Output the material exactly, but drop every image it holds.

# Supplied records

--------

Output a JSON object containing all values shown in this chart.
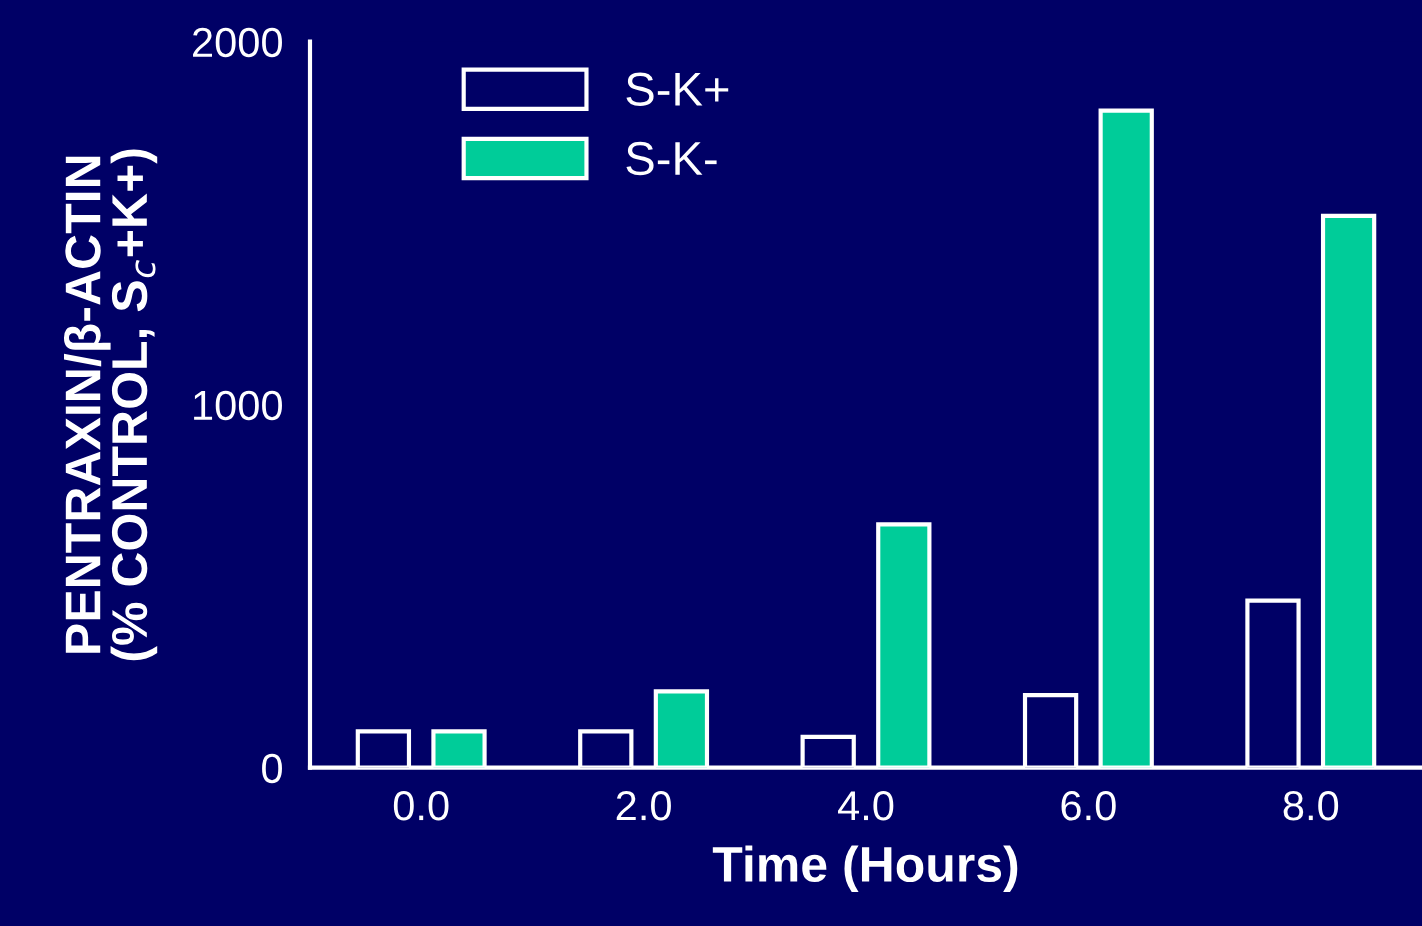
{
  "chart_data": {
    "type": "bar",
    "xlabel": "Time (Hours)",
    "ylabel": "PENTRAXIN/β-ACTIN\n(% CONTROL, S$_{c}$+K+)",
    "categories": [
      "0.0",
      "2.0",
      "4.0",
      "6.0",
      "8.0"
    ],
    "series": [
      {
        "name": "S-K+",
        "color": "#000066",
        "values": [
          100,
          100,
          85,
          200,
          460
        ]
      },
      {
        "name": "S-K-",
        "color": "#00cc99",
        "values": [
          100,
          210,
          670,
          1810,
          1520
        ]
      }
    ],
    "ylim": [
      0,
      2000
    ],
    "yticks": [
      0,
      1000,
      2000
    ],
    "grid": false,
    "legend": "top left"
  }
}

--------

# Answer
Output a JSON object containing all values shown in this chart.
{
  "chart_data": {
    "type": "bar",
    "xlabel": "Time (Hours)",
    "ylabel": "PENTRAXIN/β-ACTIN\n(% CONTROL, S$_{c}$+K+)",
    "categories": [
      "0.0",
      "2.0",
      "4.0",
      "6.0",
      "8.0"
    ],
    "series": [
      {
        "name": "S-K+",
        "color": "#000066",
        "values": [
          100,
          100,
          85,
          200,
          460
        ]
      },
      {
        "name": "S-K-",
        "color": "#00cc99",
        "values": [
          100,
          210,
          670,
          1810,
          1520
        ]
      }
    ],
    "ylim": [
      0,
      2000
    ],
    "yticks": [
      0,
      1000,
      2000
    ],
    "grid": false,
    "legend": "top left"
  }
}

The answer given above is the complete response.